Reproduce all of the records exactly.

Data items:
----

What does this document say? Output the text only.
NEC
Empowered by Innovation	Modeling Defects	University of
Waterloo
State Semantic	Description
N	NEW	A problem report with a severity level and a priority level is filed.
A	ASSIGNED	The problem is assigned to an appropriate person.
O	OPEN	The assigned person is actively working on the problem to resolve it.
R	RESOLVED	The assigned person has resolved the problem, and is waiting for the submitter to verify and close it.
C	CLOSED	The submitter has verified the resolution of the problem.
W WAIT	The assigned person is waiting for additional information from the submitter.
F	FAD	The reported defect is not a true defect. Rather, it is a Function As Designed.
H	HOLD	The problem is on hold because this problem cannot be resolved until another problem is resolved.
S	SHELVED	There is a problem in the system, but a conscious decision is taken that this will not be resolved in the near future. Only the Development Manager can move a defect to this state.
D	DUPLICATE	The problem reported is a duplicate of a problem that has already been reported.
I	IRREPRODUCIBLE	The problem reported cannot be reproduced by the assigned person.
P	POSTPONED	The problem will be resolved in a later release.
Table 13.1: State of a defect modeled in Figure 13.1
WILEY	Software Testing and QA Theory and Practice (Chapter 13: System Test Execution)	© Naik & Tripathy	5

----

→ **RESPONSE**:
What does this document say? Output the text only.
NEC
Empowered by Innovation	Modeling Defects	University of
Waterloo
State Semantic	Description
N	NEW	A problem report with a severity level and a priority level is filed.
A	ASSIGNED	The problem is assigned to an appropriate person.
O	OPEN	The assigned person is actively working on the problem to resolve it.
R	RESOLVED	The assigned person has resolved the problem, and is waiting for the submitter to verify and close it.
C	CLOSED	The submitter has verified the resolution of the problem.
W WAIT	The assigned person is waiting for additional information from the submitter.
F	FAD	The reported defect is not a true defect. Rather, it is a Function As Designed.
H	HOLD	The problem is on hold because this problem cannot be resolved until another problem is resolved.
S	SHELVED	There is a problem in the system, but a conscious decision is taken that this will not be resolved in the near future. Only the Development Manager can move a defect to this state.
D	DUPLICATE	The problem reported is a duplicate of a problem that has already been reported.
I	IRREPRODUCIBLE	The problem reported cannot be reproduced by the assigned person.
P	POSTPONED	The problem will be resolved in a later release.
Table 13.1: State of a defect modeled in Figure 13.1
WILEY	Software Testing and QA Theory and Practice (Chapter 13: System Test Execution)	© Naik & Tripathy	5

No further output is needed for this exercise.